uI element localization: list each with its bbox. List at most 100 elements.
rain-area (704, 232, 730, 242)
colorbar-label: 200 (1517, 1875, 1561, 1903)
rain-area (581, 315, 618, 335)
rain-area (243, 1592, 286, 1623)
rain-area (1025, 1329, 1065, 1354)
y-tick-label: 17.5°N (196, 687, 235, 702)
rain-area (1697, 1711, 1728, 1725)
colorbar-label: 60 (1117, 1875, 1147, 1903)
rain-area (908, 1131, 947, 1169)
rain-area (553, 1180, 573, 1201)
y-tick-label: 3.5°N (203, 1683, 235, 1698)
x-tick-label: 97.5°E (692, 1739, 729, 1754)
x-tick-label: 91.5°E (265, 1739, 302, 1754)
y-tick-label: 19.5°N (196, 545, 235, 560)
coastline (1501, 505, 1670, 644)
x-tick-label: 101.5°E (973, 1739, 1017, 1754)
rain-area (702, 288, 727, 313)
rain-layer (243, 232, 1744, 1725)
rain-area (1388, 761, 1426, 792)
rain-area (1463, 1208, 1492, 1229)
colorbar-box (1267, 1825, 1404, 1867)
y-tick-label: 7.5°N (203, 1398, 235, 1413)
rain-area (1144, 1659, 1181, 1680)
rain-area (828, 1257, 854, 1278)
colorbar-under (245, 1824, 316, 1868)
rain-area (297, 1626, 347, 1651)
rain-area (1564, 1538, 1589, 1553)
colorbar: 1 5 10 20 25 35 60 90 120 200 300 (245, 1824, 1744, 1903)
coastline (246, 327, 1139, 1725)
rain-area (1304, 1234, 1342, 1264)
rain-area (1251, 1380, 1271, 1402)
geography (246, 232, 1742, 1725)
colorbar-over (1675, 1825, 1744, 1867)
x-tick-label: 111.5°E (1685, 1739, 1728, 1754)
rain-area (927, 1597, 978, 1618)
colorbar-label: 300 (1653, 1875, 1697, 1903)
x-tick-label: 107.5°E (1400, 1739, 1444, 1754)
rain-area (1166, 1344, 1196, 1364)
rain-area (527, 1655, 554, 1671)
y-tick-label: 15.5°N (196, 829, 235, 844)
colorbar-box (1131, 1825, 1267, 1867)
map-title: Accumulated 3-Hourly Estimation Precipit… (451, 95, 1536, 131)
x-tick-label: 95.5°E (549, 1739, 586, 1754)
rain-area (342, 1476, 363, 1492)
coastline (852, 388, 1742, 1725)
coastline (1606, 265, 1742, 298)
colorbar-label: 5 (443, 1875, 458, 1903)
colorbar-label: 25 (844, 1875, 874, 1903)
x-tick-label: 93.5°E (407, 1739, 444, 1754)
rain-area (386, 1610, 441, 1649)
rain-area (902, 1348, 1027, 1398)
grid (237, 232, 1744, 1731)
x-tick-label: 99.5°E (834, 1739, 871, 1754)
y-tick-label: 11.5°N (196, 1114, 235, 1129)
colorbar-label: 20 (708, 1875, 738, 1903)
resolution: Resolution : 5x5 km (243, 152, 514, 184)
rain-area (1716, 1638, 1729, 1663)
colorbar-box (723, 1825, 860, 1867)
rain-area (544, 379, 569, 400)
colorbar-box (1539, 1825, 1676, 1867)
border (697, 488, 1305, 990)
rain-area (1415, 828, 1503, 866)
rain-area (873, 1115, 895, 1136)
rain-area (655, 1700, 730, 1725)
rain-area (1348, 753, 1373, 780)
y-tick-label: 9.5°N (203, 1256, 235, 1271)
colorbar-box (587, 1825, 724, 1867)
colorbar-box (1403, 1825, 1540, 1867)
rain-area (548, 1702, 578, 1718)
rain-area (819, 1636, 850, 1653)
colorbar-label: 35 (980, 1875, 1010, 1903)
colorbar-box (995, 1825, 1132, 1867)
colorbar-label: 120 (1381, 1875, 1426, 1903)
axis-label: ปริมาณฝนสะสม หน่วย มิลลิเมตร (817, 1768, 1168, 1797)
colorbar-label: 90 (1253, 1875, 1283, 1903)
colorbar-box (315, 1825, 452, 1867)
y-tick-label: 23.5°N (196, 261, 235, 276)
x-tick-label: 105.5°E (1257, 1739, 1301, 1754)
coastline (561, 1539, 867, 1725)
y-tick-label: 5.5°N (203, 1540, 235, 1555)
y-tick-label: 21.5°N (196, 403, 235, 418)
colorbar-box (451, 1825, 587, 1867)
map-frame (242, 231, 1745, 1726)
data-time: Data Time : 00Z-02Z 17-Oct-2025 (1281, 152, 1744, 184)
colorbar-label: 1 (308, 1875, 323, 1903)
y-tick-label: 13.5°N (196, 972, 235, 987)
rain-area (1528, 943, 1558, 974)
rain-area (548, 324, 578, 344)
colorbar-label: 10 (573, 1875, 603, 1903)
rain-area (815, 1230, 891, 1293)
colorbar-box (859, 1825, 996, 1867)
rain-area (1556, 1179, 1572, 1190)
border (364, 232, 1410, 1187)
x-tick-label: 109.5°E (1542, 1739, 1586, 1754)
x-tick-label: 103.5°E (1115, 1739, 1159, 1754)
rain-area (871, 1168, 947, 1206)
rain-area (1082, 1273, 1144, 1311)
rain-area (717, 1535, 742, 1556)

+ + + + +

EXERCISE BRIEF:
Show every line of the items above that contains the word "coastline". Case counts.

OUTPUT:
coastline (1501, 505, 1670, 644)
coastline (246, 327, 1139, 1725)
coastline (852, 388, 1742, 1725)
coastline (1606, 265, 1742, 298)
coastline (561, 1539, 867, 1725)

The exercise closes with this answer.